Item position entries
━━━━━━━━━━━━━━━━

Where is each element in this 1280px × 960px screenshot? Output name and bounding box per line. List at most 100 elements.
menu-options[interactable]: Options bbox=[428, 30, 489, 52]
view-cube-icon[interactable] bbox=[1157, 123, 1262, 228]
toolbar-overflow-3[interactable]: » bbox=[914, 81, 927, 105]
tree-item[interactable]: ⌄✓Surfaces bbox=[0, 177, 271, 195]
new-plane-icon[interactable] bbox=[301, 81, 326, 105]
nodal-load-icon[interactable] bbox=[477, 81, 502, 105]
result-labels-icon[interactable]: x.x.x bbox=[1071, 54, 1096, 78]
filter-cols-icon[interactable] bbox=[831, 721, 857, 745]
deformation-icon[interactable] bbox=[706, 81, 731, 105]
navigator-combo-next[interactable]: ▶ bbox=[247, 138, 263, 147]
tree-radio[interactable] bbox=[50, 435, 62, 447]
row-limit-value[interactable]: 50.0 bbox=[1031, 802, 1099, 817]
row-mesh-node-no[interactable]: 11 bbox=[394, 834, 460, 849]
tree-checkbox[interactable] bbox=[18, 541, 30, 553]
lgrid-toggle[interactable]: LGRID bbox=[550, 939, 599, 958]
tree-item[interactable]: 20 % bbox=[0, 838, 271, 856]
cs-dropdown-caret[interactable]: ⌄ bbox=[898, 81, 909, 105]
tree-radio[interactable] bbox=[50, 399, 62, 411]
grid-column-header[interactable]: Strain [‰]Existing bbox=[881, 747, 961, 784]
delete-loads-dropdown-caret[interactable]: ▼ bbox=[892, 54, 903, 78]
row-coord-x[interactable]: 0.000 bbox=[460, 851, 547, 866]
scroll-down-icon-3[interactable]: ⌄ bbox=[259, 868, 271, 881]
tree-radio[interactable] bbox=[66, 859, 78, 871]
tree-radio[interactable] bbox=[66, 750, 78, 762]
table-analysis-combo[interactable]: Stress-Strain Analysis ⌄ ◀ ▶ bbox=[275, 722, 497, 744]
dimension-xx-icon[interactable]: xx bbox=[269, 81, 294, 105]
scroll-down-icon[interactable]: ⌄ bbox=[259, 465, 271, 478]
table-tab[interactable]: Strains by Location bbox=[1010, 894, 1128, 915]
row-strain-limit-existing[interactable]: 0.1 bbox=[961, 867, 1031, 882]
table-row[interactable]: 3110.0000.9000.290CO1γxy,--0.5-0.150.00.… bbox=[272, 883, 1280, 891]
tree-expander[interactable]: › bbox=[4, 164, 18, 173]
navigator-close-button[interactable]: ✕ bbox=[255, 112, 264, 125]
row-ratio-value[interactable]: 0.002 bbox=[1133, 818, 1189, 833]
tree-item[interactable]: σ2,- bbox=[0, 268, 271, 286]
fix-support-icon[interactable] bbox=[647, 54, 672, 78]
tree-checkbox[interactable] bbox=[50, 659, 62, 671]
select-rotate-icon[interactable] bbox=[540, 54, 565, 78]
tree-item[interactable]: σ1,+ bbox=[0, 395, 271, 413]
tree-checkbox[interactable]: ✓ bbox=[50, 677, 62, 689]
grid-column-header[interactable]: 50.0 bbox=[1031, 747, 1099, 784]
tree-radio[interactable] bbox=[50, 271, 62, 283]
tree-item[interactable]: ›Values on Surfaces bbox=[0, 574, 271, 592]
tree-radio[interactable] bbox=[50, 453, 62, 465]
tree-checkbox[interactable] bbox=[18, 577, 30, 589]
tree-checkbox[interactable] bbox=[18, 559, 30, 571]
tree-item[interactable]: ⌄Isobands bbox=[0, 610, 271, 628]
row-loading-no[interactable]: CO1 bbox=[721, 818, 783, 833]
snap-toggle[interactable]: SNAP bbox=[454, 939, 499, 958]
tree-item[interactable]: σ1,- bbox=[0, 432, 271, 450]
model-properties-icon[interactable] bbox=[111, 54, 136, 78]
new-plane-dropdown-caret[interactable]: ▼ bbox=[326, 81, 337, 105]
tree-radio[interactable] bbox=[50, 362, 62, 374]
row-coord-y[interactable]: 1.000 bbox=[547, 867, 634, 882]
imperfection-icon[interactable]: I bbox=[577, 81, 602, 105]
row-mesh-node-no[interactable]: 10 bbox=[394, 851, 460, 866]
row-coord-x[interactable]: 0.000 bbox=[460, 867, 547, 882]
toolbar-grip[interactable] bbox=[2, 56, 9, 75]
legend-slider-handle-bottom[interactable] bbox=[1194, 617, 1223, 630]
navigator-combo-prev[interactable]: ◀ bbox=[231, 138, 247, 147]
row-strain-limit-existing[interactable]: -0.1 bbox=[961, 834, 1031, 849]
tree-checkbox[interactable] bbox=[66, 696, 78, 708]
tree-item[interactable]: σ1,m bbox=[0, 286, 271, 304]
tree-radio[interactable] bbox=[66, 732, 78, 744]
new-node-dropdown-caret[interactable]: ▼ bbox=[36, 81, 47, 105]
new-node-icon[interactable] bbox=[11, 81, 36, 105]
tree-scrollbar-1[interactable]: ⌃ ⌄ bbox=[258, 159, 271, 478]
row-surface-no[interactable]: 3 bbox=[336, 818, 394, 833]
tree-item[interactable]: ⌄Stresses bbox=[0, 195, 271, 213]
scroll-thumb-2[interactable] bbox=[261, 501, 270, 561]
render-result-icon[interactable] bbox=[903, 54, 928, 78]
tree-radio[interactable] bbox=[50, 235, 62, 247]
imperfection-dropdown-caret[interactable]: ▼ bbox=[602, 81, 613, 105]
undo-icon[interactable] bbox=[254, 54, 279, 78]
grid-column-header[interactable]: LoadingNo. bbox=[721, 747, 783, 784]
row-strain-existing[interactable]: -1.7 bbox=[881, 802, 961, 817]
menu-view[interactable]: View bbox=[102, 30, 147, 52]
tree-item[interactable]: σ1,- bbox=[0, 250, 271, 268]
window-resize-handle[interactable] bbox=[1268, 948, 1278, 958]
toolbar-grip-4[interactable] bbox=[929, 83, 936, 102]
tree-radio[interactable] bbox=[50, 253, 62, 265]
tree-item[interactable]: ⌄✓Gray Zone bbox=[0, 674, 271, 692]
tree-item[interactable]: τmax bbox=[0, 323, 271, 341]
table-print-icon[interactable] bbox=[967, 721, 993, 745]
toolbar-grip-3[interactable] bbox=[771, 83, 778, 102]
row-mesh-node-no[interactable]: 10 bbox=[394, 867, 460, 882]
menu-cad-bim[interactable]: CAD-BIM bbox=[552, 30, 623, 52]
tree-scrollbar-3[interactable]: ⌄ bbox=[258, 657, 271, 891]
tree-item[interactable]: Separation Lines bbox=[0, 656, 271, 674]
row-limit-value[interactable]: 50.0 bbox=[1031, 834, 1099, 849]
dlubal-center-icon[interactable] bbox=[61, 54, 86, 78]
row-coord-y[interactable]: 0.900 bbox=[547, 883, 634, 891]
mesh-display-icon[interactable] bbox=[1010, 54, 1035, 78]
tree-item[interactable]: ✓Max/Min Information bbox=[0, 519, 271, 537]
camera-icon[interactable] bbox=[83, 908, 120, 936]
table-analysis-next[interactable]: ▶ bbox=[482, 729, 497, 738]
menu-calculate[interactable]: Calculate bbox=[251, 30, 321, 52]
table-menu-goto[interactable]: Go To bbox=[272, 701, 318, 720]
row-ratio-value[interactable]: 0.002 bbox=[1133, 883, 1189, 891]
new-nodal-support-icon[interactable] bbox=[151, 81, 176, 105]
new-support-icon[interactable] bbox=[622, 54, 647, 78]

━━━━━━━━━━━━━━━━

Your task:
Report each line of the items above that contains the string "next", counting only matches with the same case.

Solved exercise:
navigator-combo-next[interactable]: ▶ bbox=[247, 138, 263, 147]
table-analysis-next[interactable]: ▶ bbox=[482, 729, 497, 738]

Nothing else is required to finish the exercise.